***** Recorded data *****

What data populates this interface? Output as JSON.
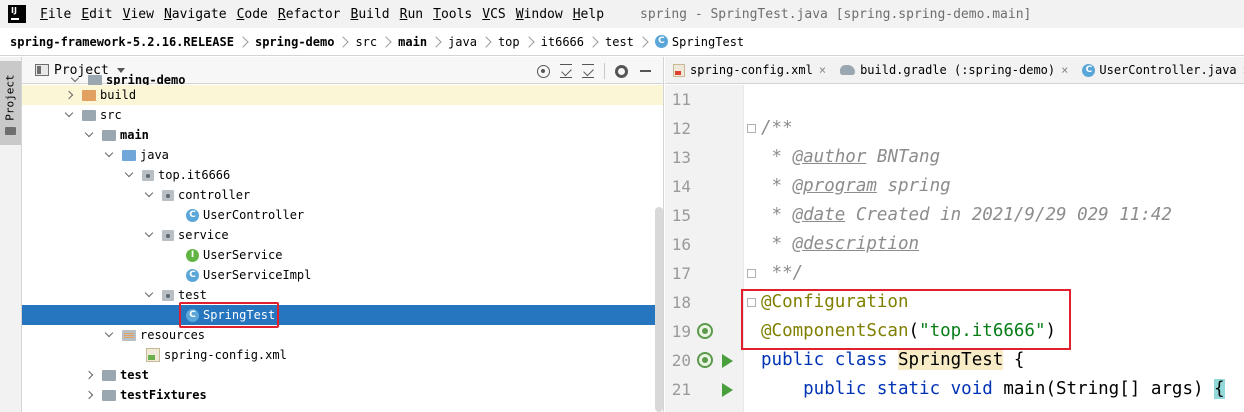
{
  "menubar": {
    "items": [
      "File",
      "Edit",
      "View",
      "Navigate",
      "Code",
      "Refactor",
      "Build",
      "Run",
      "Tools",
      "VCS",
      "Window",
      "Help"
    ],
    "window_title": "spring - SpringTest.java [spring.spring-demo.main]"
  },
  "breadcrumb": {
    "items": [
      "spring-framework-5.2.16.RELEASE",
      "spring-demo",
      "src",
      "main",
      "java",
      "top",
      "it6666",
      "test",
      "SpringTest"
    ]
  },
  "toolstrip": {
    "project_tab": "Project"
  },
  "project_panel": {
    "title": "Project",
    "icons": [
      "locate-icon",
      "expand-all-icon",
      "collapse-all-icon",
      "gear-icon",
      "hide-icon"
    ],
    "tree": [
      {
        "label": "spring-demo",
        "icon": "folder",
        "depth": 1
      },
      {
        "label": "build",
        "icon": "folder-orange",
        "depth": 2
      },
      {
        "label": "src",
        "icon": "folder",
        "depth": 2
      },
      {
        "label": "main",
        "icon": "folder",
        "depth": 3
      },
      {
        "label": "java",
        "icon": "folder-blue",
        "depth": 4
      },
      {
        "label": "top.it6666",
        "icon": "package",
        "depth": 5
      },
      {
        "label": "controller",
        "icon": "package",
        "depth": 6
      },
      {
        "label": "UserController",
        "icon": "class",
        "depth": 7
      },
      {
        "label": "service",
        "icon": "package",
        "depth": 6
      },
      {
        "label": "UserService",
        "icon": "interface",
        "depth": 7
      },
      {
        "label": "UserServiceImpl",
        "icon": "class",
        "depth": 7
      },
      {
        "label": "test",
        "icon": "package",
        "depth": 6
      },
      {
        "label": "SpringTest",
        "icon": "class",
        "depth": 7
      },
      {
        "label": "resources",
        "icon": "resources",
        "depth": 4
      },
      {
        "label": "spring-config.xml",
        "icon": "xml",
        "depth": 5
      },
      {
        "label": "test",
        "icon": "folder",
        "depth": 3
      },
      {
        "label": "testFixtures",
        "icon": "folder",
        "depth": 3
      }
    ]
  },
  "editor": {
    "tabs": [
      "spring-config.xml",
      "build.gradle (:spring-demo)",
      "UserController.java"
    ],
    "tab_close": "×",
    "line_numbers": [
      "11",
      "12",
      "13",
      "14",
      "15",
      "16",
      "17",
      "18",
      "19",
      "20",
      "21"
    ],
    "code": {
      "l12": "/**",
      "l13_star": " * ",
      "l13_tag": "@author",
      "l13_text": " BNTang",
      "l14_tag": "@program",
      "l14_text": " spring",
      "l15_tag": "@date",
      "l15_text": " Created in 2021/9/29 029 11:42",
      "l16_tag": "@description",
      "l17": " **/",
      "l18": "@Configuration",
      "l19_anno": "@ComponentScan",
      "l19_open": "(",
      "l19_str": "\"top.it6666\"",
      "l19_close": ")",
      "l20_kw": "public class ",
      "l20_cls": "SpringTest",
      "l20_rest": " {",
      "l21_kw": "    public static void ",
      "l21_rest": "main(String[] args) ",
      "l21_brace": "{"
    }
  },
  "colors": {
    "selection": "#2675bf",
    "annotation_box": "#e0202f",
    "annotation": "#808000",
    "string": "#067d17",
    "keyword": "#0033b3"
  }
}
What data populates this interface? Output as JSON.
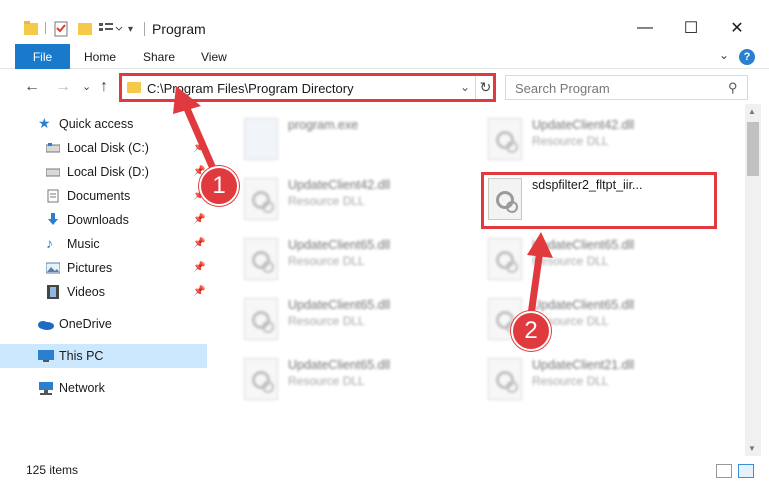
{
  "window": {
    "title": "Program",
    "minimize_glyph": "—",
    "maximize_glyph": "☐",
    "close_glyph": "✕"
  },
  "ribbon": {
    "file_tab": "File",
    "tabs": [
      "Home",
      "Share",
      "View"
    ],
    "help_glyph": "?",
    "expand_glyph": "⌄"
  },
  "nav": {
    "back_glyph": "←",
    "forward_glyph": "→",
    "recent_glyph": "⌄",
    "up_glyph": "↑",
    "address": "C:\\Program Files\\Program Directory",
    "address_drop_glyph": "⌄",
    "refresh_glyph": "↻",
    "search_placeholder": "Search Program",
    "search_glyph": "⚲"
  },
  "sidebar": {
    "items": [
      {
        "label": "Quick access",
        "icon": "star-icon",
        "pinned": false
      },
      {
        "label": "Local Disk (C:)",
        "icon": "drive-icon",
        "pinned": true
      },
      {
        "label": "Local Disk (D:)",
        "icon": "drive-icon",
        "pinned": true
      },
      {
        "label": "Documents",
        "icon": "documents-icon",
        "pinned": true
      },
      {
        "label": "Downloads",
        "icon": "downloads-icon",
        "pinned": true
      },
      {
        "label": "Music",
        "icon": "music-icon",
        "pinned": true
      },
      {
        "label": "Pictures",
        "icon": "pictures-icon",
        "pinned": true
      },
      {
        "label": "Videos",
        "icon": "videos-icon",
        "pinned": true
      },
      {
        "label": "OneDrive",
        "icon": "onedrive-icon",
        "pinned": false
      },
      {
        "label": "This PC",
        "icon": "this-pc-icon",
        "pinned": false,
        "selected": true
      },
      {
        "label": "Network",
        "icon": "network-icon",
        "pinned": false
      }
    ],
    "pin_glyph": "📌"
  },
  "files": [
    {
      "name": "program.exe",
      "type": "",
      "blurred": true
    },
    {
      "name": "UpdateClient42.dll",
      "type": "Resource DLL",
      "blurred": true
    },
    {
      "name": "UpdateClient42.dll",
      "type": "Resource DLL",
      "blurred": true
    },
    {
      "name": "sdspfilter2_fltpt_iir...",
      "type": "",
      "blurred": false
    },
    {
      "name": "UpdateClient65.dll",
      "type": "Resource DLL",
      "blurred": true
    },
    {
      "name": "UpdateClient65.dll",
      "type": "Resource DLL",
      "blurred": true
    },
    {
      "name": "UpdateClient65.dll",
      "type": "Resource DLL",
      "blurred": true
    },
    {
      "name": "UpdateClient65.dll",
      "type": "Resource DLL",
      "blurred": true
    },
    {
      "name": "UpdateClient65.dll",
      "type": "Resource DLL",
      "blurred": true
    },
    {
      "name": "UpdateClient21.dll",
      "type": "Resource DLL",
      "blurred": true
    }
  ],
  "status": {
    "item_count": "125 items"
  },
  "annotations": {
    "badge_1": "1",
    "badge_2": "2",
    "highlight_color": "#e03a3e"
  },
  "colors": {
    "accent": "#1979ca",
    "selection": "#cce8ff",
    "folder": "#f5c94a"
  }
}
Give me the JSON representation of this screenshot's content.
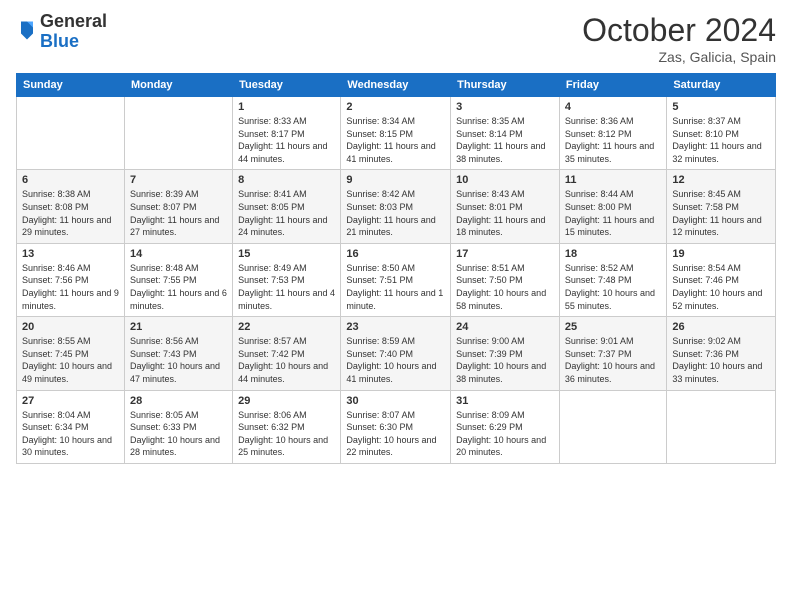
{
  "logo": {
    "general": "General",
    "blue": "Blue"
  },
  "title": "October 2024",
  "location": "Zas, Galicia, Spain",
  "days_of_week": [
    "Sunday",
    "Monday",
    "Tuesday",
    "Wednesday",
    "Thursday",
    "Friday",
    "Saturday"
  ],
  "weeks": [
    [
      {
        "day": "",
        "info": ""
      },
      {
        "day": "",
        "info": ""
      },
      {
        "day": "1",
        "info": "Sunrise: 8:33 AM\nSunset: 8:17 PM\nDaylight: 11 hours and 44 minutes."
      },
      {
        "day": "2",
        "info": "Sunrise: 8:34 AM\nSunset: 8:15 PM\nDaylight: 11 hours and 41 minutes."
      },
      {
        "day": "3",
        "info": "Sunrise: 8:35 AM\nSunset: 8:14 PM\nDaylight: 11 hours and 38 minutes."
      },
      {
        "day": "4",
        "info": "Sunrise: 8:36 AM\nSunset: 8:12 PM\nDaylight: 11 hours and 35 minutes."
      },
      {
        "day": "5",
        "info": "Sunrise: 8:37 AM\nSunset: 8:10 PM\nDaylight: 11 hours and 32 minutes."
      }
    ],
    [
      {
        "day": "6",
        "info": "Sunrise: 8:38 AM\nSunset: 8:08 PM\nDaylight: 11 hours and 29 minutes."
      },
      {
        "day": "7",
        "info": "Sunrise: 8:39 AM\nSunset: 8:07 PM\nDaylight: 11 hours and 27 minutes."
      },
      {
        "day": "8",
        "info": "Sunrise: 8:41 AM\nSunset: 8:05 PM\nDaylight: 11 hours and 24 minutes."
      },
      {
        "day": "9",
        "info": "Sunrise: 8:42 AM\nSunset: 8:03 PM\nDaylight: 11 hours and 21 minutes."
      },
      {
        "day": "10",
        "info": "Sunrise: 8:43 AM\nSunset: 8:01 PM\nDaylight: 11 hours and 18 minutes."
      },
      {
        "day": "11",
        "info": "Sunrise: 8:44 AM\nSunset: 8:00 PM\nDaylight: 11 hours and 15 minutes."
      },
      {
        "day": "12",
        "info": "Sunrise: 8:45 AM\nSunset: 7:58 PM\nDaylight: 11 hours and 12 minutes."
      }
    ],
    [
      {
        "day": "13",
        "info": "Sunrise: 8:46 AM\nSunset: 7:56 PM\nDaylight: 11 hours and 9 minutes."
      },
      {
        "day": "14",
        "info": "Sunrise: 8:48 AM\nSunset: 7:55 PM\nDaylight: 11 hours and 6 minutes."
      },
      {
        "day": "15",
        "info": "Sunrise: 8:49 AM\nSunset: 7:53 PM\nDaylight: 11 hours and 4 minutes."
      },
      {
        "day": "16",
        "info": "Sunrise: 8:50 AM\nSunset: 7:51 PM\nDaylight: 11 hours and 1 minute."
      },
      {
        "day": "17",
        "info": "Sunrise: 8:51 AM\nSunset: 7:50 PM\nDaylight: 10 hours and 58 minutes."
      },
      {
        "day": "18",
        "info": "Sunrise: 8:52 AM\nSunset: 7:48 PM\nDaylight: 10 hours and 55 minutes."
      },
      {
        "day": "19",
        "info": "Sunrise: 8:54 AM\nSunset: 7:46 PM\nDaylight: 10 hours and 52 minutes."
      }
    ],
    [
      {
        "day": "20",
        "info": "Sunrise: 8:55 AM\nSunset: 7:45 PM\nDaylight: 10 hours and 49 minutes."
      },
      {
        "day": "21",
        "info": "Sunrise: 8:56 AM\nSunset: 7:43 PM\nDaylight: 10 hours and 47 minutes."
      },
      {
        "day": "22",
        "info": "Sunrise: 8:57 AM\nSunset: 7:42 PM\nDaylight: 10 hours and 44 minutes."
      },
      {
        "day": "23",
        "info": "Sunrise: 8:59 AM\nSunset: 7:40 PM\nDaylight: 10 hours and 41 minutes."
      },
      {
        "day": "24",
        "info": "Sunrise: 9:00 AM\nSunset: 7:39 PM\nDaylight: 10 hours and 38 minutes."
      },
      {
        "day": "25",
        "info": "Sunrise: 9:01 AM\nSunset: 7:37 PM\nDaylight: 10 hours and 36 minutes."
      },
      {
        "day": "26",
        "info": "Sunrise: 9:02 AM\nSunset: 7:36 PM\nDaylight: 10 hours and 33 minutes."
      }
    ],
    [
      {
        "day": "27",
        "info": "Sunrise: 8:04 AM\nSunset: 6:34 PM\nDaylight: 10 hours and 30 minutes."
      },
      {
        "day": "28",
        "info": "Sunrise: 8:05 AM\nSunset: 6:33 PM\nDaylight: 10 hours and 28 minutes."
      },
      {
        "day": "29",
        "info": "Sunrise: 8:06 AM\nSunset: 6:32 PM\nDaylight: 10 hours and 25 minutes."
      },
      {
        "day": "30",
        "info": "Sunrise: 8:07 AM\nSunset: 6:30 PM\nDaylight: 10 hours and 22 minutes."
      },
      {
        "day": "31",
        "info": "Sunrise: 8:09 AM\nSunset: 6:29 PM\nDaylight: 10 hours and 20 minutes."
      },
      {
        "day": "",
        "info": ""
      },
      {
        "day": "",
        "info": ""
      }
    ]
  ]
}
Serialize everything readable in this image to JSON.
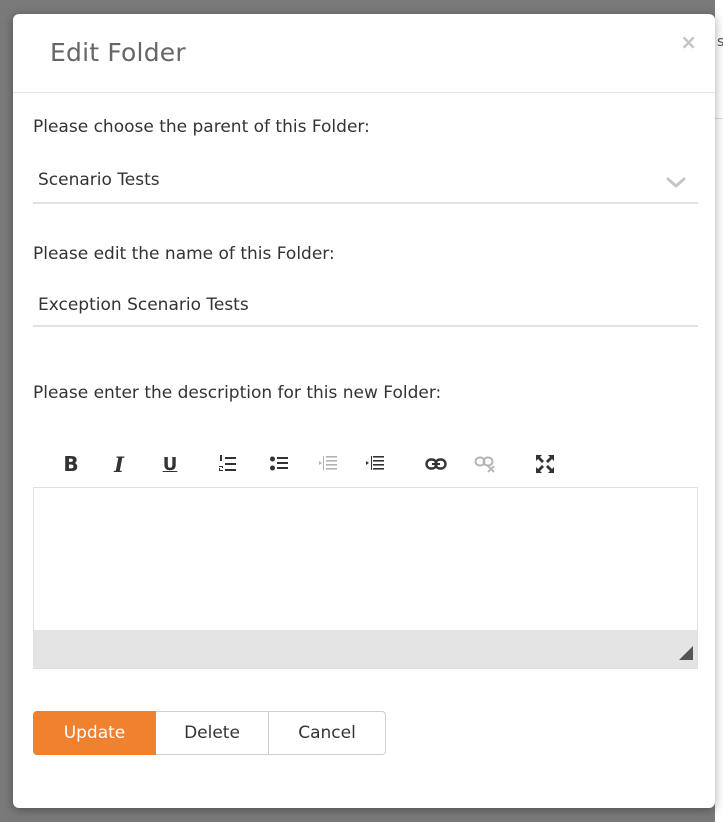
{
  "backdrop": {
    "partial_text": "s"
  },
  "dialog": {
    "title": "Edit Folder",
    "close_symbol": "×",
    "close_icon": "close-icon"
  },
  "parent_field": {
    "label": "Please choose the parent of this Folder:",
    "selected_value": "Scenario Tests",
    "icon": "chevron-down-icon"
  },
  "name_field": {
    "label": "Please edit the name of this Folder:",
    "value": "Exception Scenario Tests"
  },
  "description_field": {
    "label": "Please enter the description for this new Folder:",
    "toolbar": {
      "bold": "B",
      "italic": "I",
      "underline": "U",
      "icons": [
        "bold-icon",
        "italic-icon",
        "underline-icon",
        "numbered-list-icon",
        "bulleted-list-icon",
        "outdent-icon",
        "indent-icon",
        "link-icon",
        "unlink-icon",
        "maximize-icon"
      ]
    },
    "value": ""
  },
  "buttons": {
    "update": "Update",
    "delete": "Delete",
    "cancel": "Cancel"
  },
  "colors": {
    "accent": "#f0812f",
    "text": "#333333",
    "title": "#666666",
    "disabled_icon": "#b3b3b3"
  }
}
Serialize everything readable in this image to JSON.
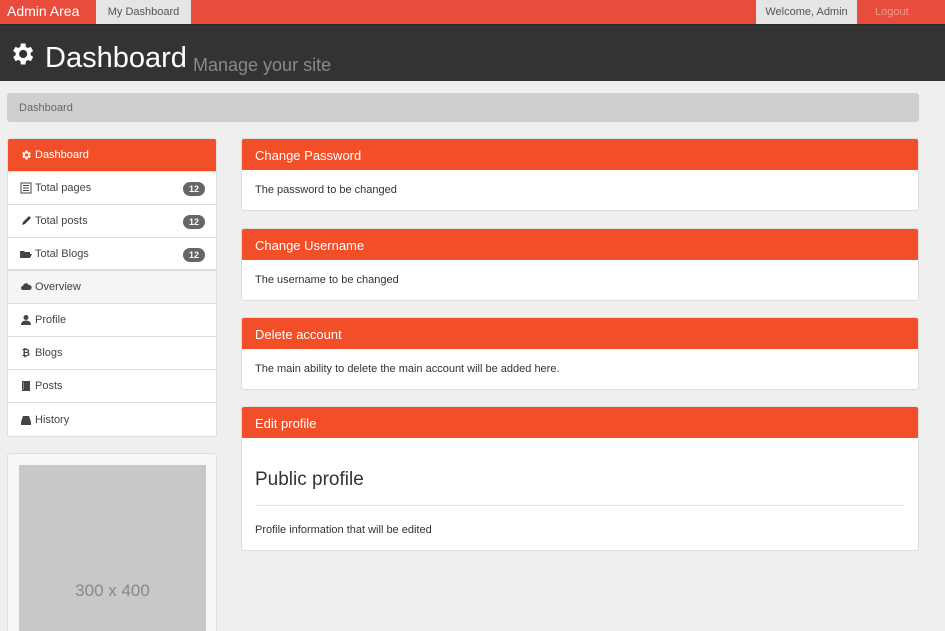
{
  "navbar": {
    "brand": "Admin Area",
    "active_item": "My Dashboard",
    "welcome": "Welcome, Admin",
    "logout": "Logout"
  },
  "header": {
    "title": "Dashboard",
    "subtitle": "Manage your site",
    "icon": "gear-icon"
  },
  "breadcrumb": {
    "current": "Dashboard"
  },
  "sidebar": {
    "items": [
      {
        "label": "Dashboard",
        "icon": "gear-icon"
      },
      {
        "label": "Total pages",
        "icon": "list-icon",
        "badge": "12"
      },
      {
        "label": "Total posts",
        "icon": "pencil-icon",
        "badge": "12"
      },
      {
        "label": "Total Blogs",
        "icon": "folder-open-icon",
        "badge": "12"
      },
      {
        "label": "Overview",
        "icon": "cloud-icon"
      },
      {
        "label": "Profile",
        "icon": "user-icon"
      },
      {
        "label": "Blogs",
        "icon": "bitcoin-icon"
      },
      {
        "label": "Posts",
        "icon": "book-icon"
      },
      {
        "label": "History",
        "icon": "hdd-icon"
      }
    ]
  },
  "thumbnail": {
    "text": "300 x 400"
  },
  "panels": [
    {
      "title": "Change Password",
      "body": "The password to be changed"
    },
    {
      "title": "Change Username",
      "body": "The username to be changed"
    },
    {
      "title": "Delete account",
      "body": "The main ability to delete the main account will be added here."
    },
    {
      "title": "Edit profile",
      "subtitle": "Public profile",
      "body": "Profile information that will be edited"
    }
  ],
  "colors": {
    "accent": "#f24e27",
    "navbar": "#e84c3d",
    "header_bg": "#333333",
    "badge": "#666666"
  }
}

*****

■ **What needs to be done**
Return every line of the preceding records in which the word "account" appears.

■ **Reply to the exercise**
      "title": "Delete account",
      "body": "The main ability to delete the main account will be added here."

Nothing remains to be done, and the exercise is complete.